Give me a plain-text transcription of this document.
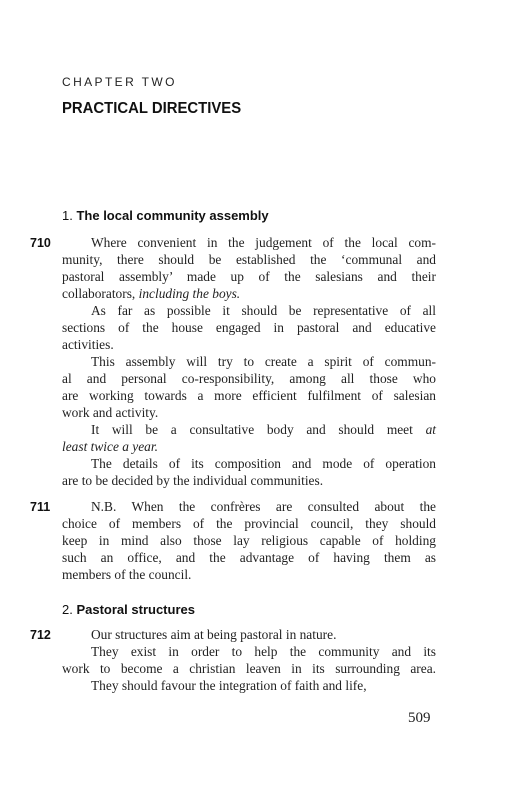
CHAPTER TWO
PRACTICAL DIRECTIVES
1. The local community assembly
710	Where convenient in the judgement of the local com-
munity, there should be established the ‘communal and
pastoral assembly’ made up of the salesians and their
collaborators, including the boys.
As far as possible it should be representative of all
sections of the house engaged in pastoral and educative
activities.
This assembly will try to create a spirit of commun-
al and personal co-responsibility, among all those who
are working towards a more efficient fulfilment of salesian
work and activity.
It will be a consultative body and should meet at
least twice a year.
The details of its composition and mode of operation
are to be decided by the individual communities.
711	N.B. When the confrères are consulted about the
choice of members of the provincial council, they should
keep in mind also those lay religious capable of holding
such an office, and the advantage of having them as
members of the council.
2. Pastoral structures
712	Our structures aim at being pastoral in nature.
They exist in order to help the community and its
work to become a christian leaven in its surrounding area.
They should favour the integration of faith and life,
509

☆ ☆ ☆ ☆

#### [Written task]
Every line above should be returned exactly; the pictures stay out.

#### [Reply]
Give me a plain-text transcription of this document.
CHAPTER TWO
PRACTICAL DIRECTIVES
1. The local community assembly
710	Where convenient in the judgement of the local com-
munity, there should be established the ‘communal and
pastoral assembly’ made up of the salesians and their
collaborators, including the boys.
As far as possible it should be representative of all
sections of the house engaged in pastoral and educative
activities.
This assembly will try to create a spirit of commun-
al and personal co-responsibility, among all those who
are working towards a more efficient fulfilment of salesian
work and activity.
It will be a consultative body and should meet at
least twice a year.
The details of its composition and mode of operation
are to be decided by the individual communities.
711	N.B. When the confrères are consulted about the
choice of members of the provincial council, they should
keep in mind also those lay religious capable of holding
such an office, and the advantage of having them as
members of the council.
2. Pastoral structures
712	Our structures aim at being pastoral in nature.
They exist in order to help the community and its
work to become a christian leaven in its surrounding area.
They should favour the integration of faith and life,
509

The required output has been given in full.